(The exercise):
Repeat the data that follows, word for word, without the images.
--*--
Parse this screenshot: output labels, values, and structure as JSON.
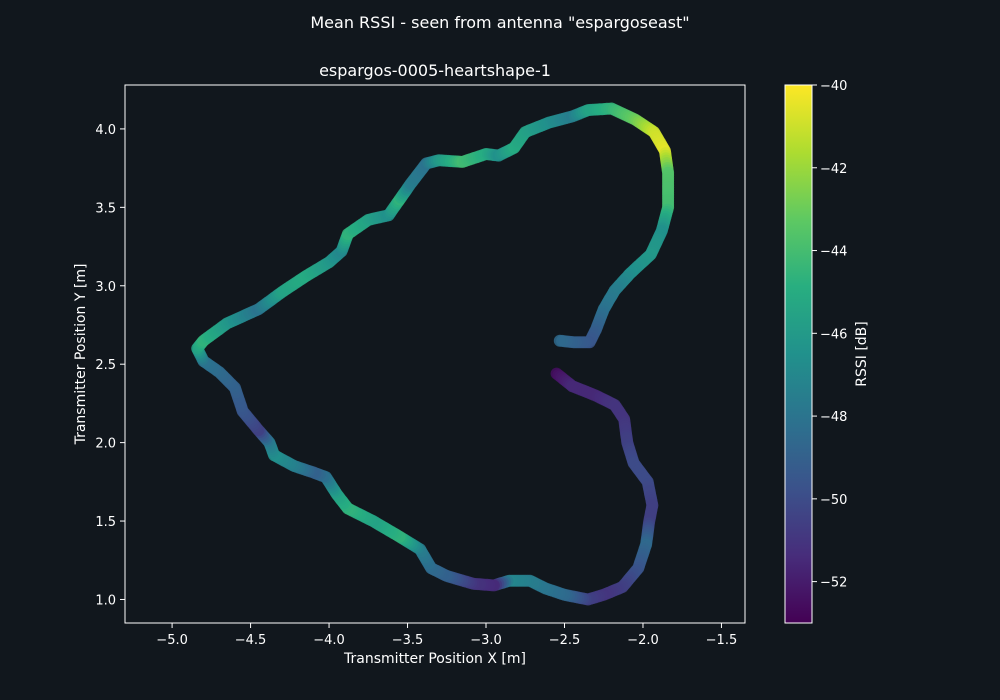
{
  "chart_data": {
    "type": "scatter",
    "title": "Mean RSSI - seen from antenna \"espargoseast\"",
    "subtitle": "espargos-0005-heartshape-1",
    "xlabel": "Transmitter Position X [m]",
    "ylabel": "Transmitter Position Y [m]",
    "xlim": [
      -5.3,
      -1.35
    ],
    "ylim": [
      0.85,
      4.28
    ],
    "xticks": [
      -5.0,
      -4.5,
      -4.0,
      -3.5,
      -3.0,
      -2.5,
      -2.0,
      -1.5
    ],
    "xtick_labels": [
      "−5.0",
      "−4.5",
      "−4.0",
      "−3.5",
      "−3.0",
      "−2.5",
      "−2.0",
      "−1.5"
    ],
    "yticks": [
      1.0,
      1.5,
      2.0,
      2.5,
      3.0,
      3.5,
      4.0
    ],
    "ytick_labels": [
      "1.0",
      "1.5",
      "2.0",
      "2.5",
      "3.0",
      "3.5",
      "4.0"
    ],
    "grid": false,
    "colorbar": {
      "label": "RSSI [dB]",
      "colormap": "viridis",
      "range": [
        -53,
        -40
      ],
      "ticks": [
        -52,
        -50,
        -48,
        -46,
        -44,
        -42,
        -40
      ],
      "tick_labels": [
        "−52",
        "−50",
        "−48",
        "−46",
        "−44",
        "−42",
        "−40"
      ]
    },
    "trajectory": [
      {
        "x": -2.55,
        "y": 2.44,
        "rssi": -52.5
      },
      {
        "x": -2.45,
        "y": 2.36,
        "rssi": -51.5
      },
      {
        "x": -2.3,
        "y": 2.3,
        "rssi": -51.5
      },
      {
        "x": -2.18,
        "y": 2.24,
        "rssi": -51.0
      },
      {
        "x": -2.12,
        "y": 2.15,
        "rssi": -51.0
      },
      {
        "x": -2.1,
        "y": 2.0,
        "rssi": -50.5
      },
      {
        "x": -2.06,
        "y": 1.87,
        "rssi": -50.0
      },
      {
        "x": -1.97,
        "y": 1.75,
        "rssi": -50.0
      },
      {
        "x": -1.94,
        "y": 1.6,
        "rssi": -50.5
      },
      {
        "x": -1.96,
        "y": 1.5,
        "rssi": -50.5
      },
      {
        "x": -1.98,
        "y": 1.35,
        "rssi": -48.5
      },
      {
        "x": -2.03,
        "y": 1.2,
        "rssi": -49.5
      },
      {
        "x": -2.13,
        "y": 1.08,
        "rssi": -50.5
      },
      {
        "x": -2.25,
        "y": 1.03,
        "rssi": -51.0
      },
      {
        "x": -2.35,
        "y": 1.0,
        "rssi": -50.5
      },
      {
        "x": -2.5,
        "y": 1.03,
        "rssi": -48.5
      },
      {
        "x": -2.62,
        "y": 1.07,
        "rssi": -48.0
      },
      {
        "x": -2.72,
        "y": 1.12,
        "rssi": -47.5
      },
      {
        "x": -2.85,
        "y": 1.12,
        "rssi": -47.0
      },
      {
        "x": -2.95,
        "y": 1.09,
        "rssi": -51.5
      },
      {
        "x": -3.08,
        "y": 1.1,
        "rssi": -51.0
      },
      {
        "x": -3.25,
        "y": 1.15,
        "rssi": -49.0
      },
      {
        "x": -3.35,
        "y": 1.2,
        "rssi": -48.5
      },
      {
        "x": -3.42,
        "y": 1.32,
        "rssi": -47.5
      },
      {
        "x": -3.55,
        "y": 1.4,
        "rssi": -44.5
      },
      {
        "x": -3.72,
        "y": 1.5,
        "rssi": -45.5
      },
      {
        "x": -3.88,
        "y": 1.58,
        "rssi": -44.5
      },
      {
        "x": -3.95,
        "y": 1.67,
        "rssi": -45.5
      },
      {
        "x": -4.02,
        "y": 1.78,
        "rssi": -48.0
      },
      {
        "x": -4.1,
        "y": 1.81,
        "rssi": -49.0
      },
      {
        "x": -4.22,
        "y": 1.85,
        "rssi": -47.5
      },
      {
        "x": -4.35,
        "y": 1.92,
        "rssi": -46.5
      },
      {
        "x": -4.38,
        "y": 2.0,
        "rssi": -47.5
      },
      {
        "x": -4.45,
        "y": 2.08,
        "rssi": -50.5
      },
      {
        "x": -4.55,
        "y": 2.2,
        "rssi": -49.5
      },
      {
        "x": -4.6,
        "y": 2.35,
        "rssi": -49.0
      },
      {
        "x": -4.7,
        "y": 2.45,
        "rssi": -48.5
      },
      {
        "x": -4.8,
        "y": 2.52,
        "rssi": -48.0
      },
      {
        "x": -4.84,
        "y": 2.6,
        "rssi": -45.5
      },
      {
        "x": -4.8,
        "y": 2.65,
        "rssi": -44.5
      },
      {
        "x": -4.65,
        "y": 2.76,
        "rssi": -46.0
      },
      {
        "x": -4.45,
        "y": 2.85,
        "rssi": -48.0
      },
      {
        "x": -4.3,
        "y": 2.96,
        "rssi": -45.5
      },
      {
        "x": -4.15,
        "y": 3.06,
        "rssi": -45.0
      },
      {
        "x": -4.0,
        "y": 3.15,
        "rssi": -46.0
      },
      {
        "x": -3.92,
        "y": 3.22,
        "rssi": -47.0
      },
      {
        "x": -3.88,
        "y": 3.33,
        "rssi": -44.5
      },
      {
        "x": -3.75,
        "y": 3.42,
        "rssi": -45.5
      },
      {
        "x": -3.62,
        "y": 3.45,
        "rssi": -46.5
      },
      {
        "x": -3.55,
        "y": 3.55,
        "rssi": -44.5
      },
      {
        "x": -3.48,
        "y": 3.65,
        "rssi": -47.5
      },
      {
        "x": -3.38,
        "y": 3.78,
        "rssi": -48.0
      },
      {
        "x": -3.3,
        "y": 3.8,
        "rssi": -46.0
      },
      {
        "x": -3.15,
        "y": 3.79,
        "rssi": -44.0
      },
      {
        "x": -3.0,
        "y": 3.84,
        "rssi": -45.0
      },
      {
        "x": -2.92,
        "y": 3.83,
        "rssi": -46.5
      },
      {
        "x": -2.82,
        "y": 3.88,
        "rssi": -45.0
      },
      {
        "x": -2.75,
        "y": 3.98,
        "rssi": -45.5
      },
      {
        "x": -2.6,
        "y": 4.04,
        "rssi": -46.5
      },
      {
        "x": -2.45,
        "y": 4.08,
        "rssi": -47.5
      },
      {
        "x": -2.35,
        "y": 4.12,
        "rssi": -45.5
      },
      {
        "x": -2.2,
        "y": 4.13,
        "rssi": -44.5
      },
      {
        "x": -2.05,
        "y": 4.06,
        "rssi": -43.0
      },
      {
        "x": -1.93,
        "y": 3.98,
        "rssi": -41.0
      },
      {
        "x": -1.86,
        "y": 3.86,
        "rssi": -40.5
      },
      {
        "x": -1.84,
        "y": 3.72,
        "rssi": -43.5
      },
      {
        "x": -1.84,
        "y": 3.5,
        "rssi": -44.0
      },
      {
        "x": -1.88,
        "y": 3.35,
        "rssi": -46.5
      },
      {
        "x": -1.95,
        "y": 3.2,
        "rssi": -46.0
      },
      {
        "x": -2.08,
        "y": 3.08,
        "rssi": -46.5
      },
      {
        "x": -2.18,
        "y": 2.97,
        "rssi": -47.5
      },
      {
        "x": -2.25,
        "y": 2.85,
        "rssi": -48.0
      },
      {
        "x": -2.3,
        "y": 2.72,
        "rssi": -49.0
      },
      {
        "x": -2.34,
        "y": 2.64,
        "rssi": -49.5
      },
      {
        "x": -2.44,
        "y": 2.64,
        "rssi": -49.0
      },
      {
        "x": -2.53,
        "y": 2.65,
        "rssi": -48.5
      }
    ]
  }
}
--*--
(Expected output):
Parse this screenshot: output labels, values, and structure as JSON.
{
  "chart_data": {
    "type": "scatter",
    "title": "Mean RSSI - seen from antenna \"espargoseast\"",
    "subtitle": "espargos-0005-heartshape-1",
    "xlabel": "Transmitter Position X [m]",
    "ylabel": "Transmitter Position Y [m]",
    "xlim": [
      -5.3,
      -1.35
    ],
    "ylim": [
      0.85,
      4.28
    ],
    "xticks": [
      -5.0,
      -4.5,
      -4.0,
      -3.5,
      -3.0,
      -2.5,
      -2.0,
      -1.5
    ],
    "xtick_labels": [
      "−5.0",
      "−4.5",
      "−4.0",
      "−3.5",
      "−3.0",
      "−2.5",
      "−2.0",
      "−1.5"
    ],
    "yticks": [
      1.0,
      1.5,
      2.0,
      2.5,
      3.0,
      3.5,
      4.0
    ],
    "ytick_labels": [
      "1.0",
      "1.5",
      "2.0",
      "2.5",
      "3.0",
      "3.5",
      "4.0"
    ],
    "grid": false,
    "colorbar": {
      "label": "RSSI [dB]",
      "colormap": "viridis",
      "range": [
        -53,
        -40
      ],
      "ticks": [
        -52,
        -50,
        -48,
        -46,
        -44,
        -42,
        -40
      ],
      "tick_labels": [
        "−52",
        "−50",
        "−48",
        "−46",
        "−44",
        "−42",
        "−40"
      ]
    },
    "trajectory": [
      {
        "x": -2.55,
        "y": 2.44,
        "rssi": -52.5
      },
      {
        "x": -2.45,
        "y": 2.36,
        "rssi": -51.5
      },
      {
        "x": -2.3,
        "y": 2.3,
        "rssi": -51.5
      },
      {
        "x": -2.18,
        "y": 2.24,
        "rssi": -51.0
      },
      {
        "x": -2.12,
        "y": 2.15,
        "rssi": -51.0
      },
      {
        "x": -2.1,
        "y": 2.0,
        "rssi": -50.5
      },
      {
        "x": -2.06,
        "y": 1.87,
        "rssi": -50.0
      },
      {
        "x": -1.97,
        "y": 1.75,
        "rssi": -50.0
      },
      {
        "x": -1.94,
        "y": 1.6,
        "rssi": -50.5
      },
      {
        "x": -1.96,
        "y": 1.5,
        "rssi": -50.5
      },
      {
        "x": -1.98,
        "y": 1.35,
        "rssi": -48.5
      },
      {
        "x": -2.03,
        "y": 1.2,
        "rssi": -49.5
      },
      {
        "x": -2.13,
        "y": 1.08,
        "rssi": -50.5
      },
      {
        "x": -2.25,
        "y": 1.03,
        "rssi": -51.0
      },
      {
        "x": -2.35,
        "y": 1.0,
        "rssi": -50.5
      },
      {
        "x": -2.5,
        "y": 1.03,
        "rssi": -48.5
      },
      {
        "x": -2.62,
        "y": 1.07,
        "rssi": -48.0
      },
      {
        "x": -2.72,
        "y": 1.12,
        "rssi": -47.5
      },
      {
        "x": -2.85,
        "y": 1.12,
        "rssi": -47.0
      },
      {
        "x": -2.95,
        "y": 1.09,
        "rssi": -51.5
      },
      {
        "x": -3.08,
        "y": 1.1,
        "rssi": -51.0
      },
      {
        "x": -3.25,
        "y": 1.15,
        "rssi": -49.0
      },
      {
        "x": -3.35,
        "y": 1.2,
        "rssi": -48.5
      },
      {
        "x": -3.42,
        "y": 1.32,
        "rssi": -47.5
      },
      {
        "x": -3.55,
        "y": 1.4,
        "rssi": -44.5
      },
      {
        "x": -3.72,
        "y": 1.5,
        "rssi": -45.5
      },
      {
        "x": -3.88,
        "y": 1.58,
        "rssi": -44.5
      },
      {
        "x": -3.95,
        "y": 1.67,
        "rssi": -45.5
      },
      {
        "x": -4.02,
        "y": 1.78,
        "rssi": -48.0
      },
      {
        "x": -4.1,
        "y": 1.81,
        "rssi": -49.0
      },
      {
        "x": -4.22,
        "y": 1.85,
        "rssi": -47.5
      },
      {
        "x": -4.35,
        "y": 1.92,
        "rssi": -46.5
      },
      {
        "x": -4.38,
        "y": 2.0,
        "rssi": -47.5
      },
      {
        "x": -4.45,
        "y": 2.08,
        "rssi": -50.5
      },
      {
        "x": -4.55,
        "y": 2.2,
        "rssi": -49.5
      },
      {
        "x": -4.6,
        "y": 2.35,
        "rssi": -49.0
      },
      {
        "x": -4.7,
        "y": 2.45,
        "rssi": -48.5
      },
      {
        "x": -4.8,
        "y": 2.52,
        "rssi": -48.0
      },
      {
        "x": -4.84,
        "y": 2.6,
        "rssi": -45.5
      },
      {
        "x": -4.8,
        "y": 2.65,
        "rssi": -44.5
      },
      {
        "x": -4.65,
        "y": 2.76,
        "rssi": -46.0
      },
      {
        "x": -4.45,
        "y": 2.85,
        "rssi": -48.0
      },
      {
        "x": -4.3,
        "y": 2.96,
        "rssi": -45.5
      },
      {
        "x": -4.15,
        "y": 3.06,
        "rssi": -45.0
      },
      {
        "x": -4.0,
        "y": 3.15,
        "rssi": -46.0
      },
      {
        "x": -3.92,
        "y": 3.22,
        "rssi": -47.0
      },
      {
        "x": -3.88,
        "y": 3.33,
        "rssi": -44.5
      },
      {
        "x": -3.75,
        "y": 3.42,
        "rssi": -45.5
      },
      {
        "x": -3.62,
        "y": 3.45,
        "rssi": -46.5
      },
      {
        "x": -3.55,
        "y": 3.55,
        "rssi": -44.5
      },
      {
        "x": -3.48,
        "y": 3.65,
        "rssi": -47.5
      },
      {
        "x": -3.38,
        "y": 3.78,
        "rssi": -48.0
      },
      {
        "x": -3.3,
        "y": 3.8,
        "rssi": -46.0
      },
      {
        "x": -3.15,
        "y": 3.79,
        "rssi": -44.0
      },
      {
        "x": -3.0,
        "y": 3.84,
        "rssi": -45.0
      },
      {
        "x": -2.92,
        "y": 3.83,
        "rssi": -46.5
      },
      {
        "x": -2.82,
        "y": 3.88,
        "rssi": -45.0
      },
      {
        "x": -2.75,
        "y": 3.98,
        "rssi": -45.5
      },
      {
        "x": -2.6,
        "y": 4.04,
        "rssi": -46.5
      },
      {
        "x": -2.45,
        "y": 4.08,
        "rssi": -47.5
      },
      {
        "x": -2.35,
        "y": 4.12,
        "rssi": -45.5
      },
      {
        "x": -2.2,
        "y": 4.13,
        "rssi": -44.5
      },
      {
        "x": -2.05,
        "y": 4.06,
        "rssi": -43.0
      },
      {
        "x": -1.93,
        "y": 3.98,
        "rssi": -41.0
      },
      {
        "x": -1.86,
        "y": 3.86,
        "rssi": -40.5
      },
      {
        "x": -1.84,
        "y": 3.72,
        "rssi": -43.5
      },
      {
        "x": -1.84,
        "y": 3.5,
        "rssi": -44.0
      },
      {
        "x": -1.88,
        "y": 3.35,
        "rssi": -46.5
      },
      {
        "x": -1.95,
        "y": 3.2,
        "rssi": -46.0
      },
      {
        "x": -2.08,
        "y": 3.08,
        "rssi": -46.5
      },
      {
        "x": -2.18,
        "y": 2.97,
        "rssi": -47.5
      },
      {
        "x": -2.25,
        "y": 2.85,
        "rssi": -48.0
      },
      {
        "x": -2.3,
        "y": 2.72,
        "rssi": -49.0
      },
      {
        "x": -2.34,
        "y": 2.64,
        "rssi": -49.5
      },
      {
        "x": -2.44,
        "y": 2.64,
        "rssi": -49.0
      },
      {
        "x": -2.53,
        "y": 2.65,
        "rssi": -48.5
      }
    ]
  }
}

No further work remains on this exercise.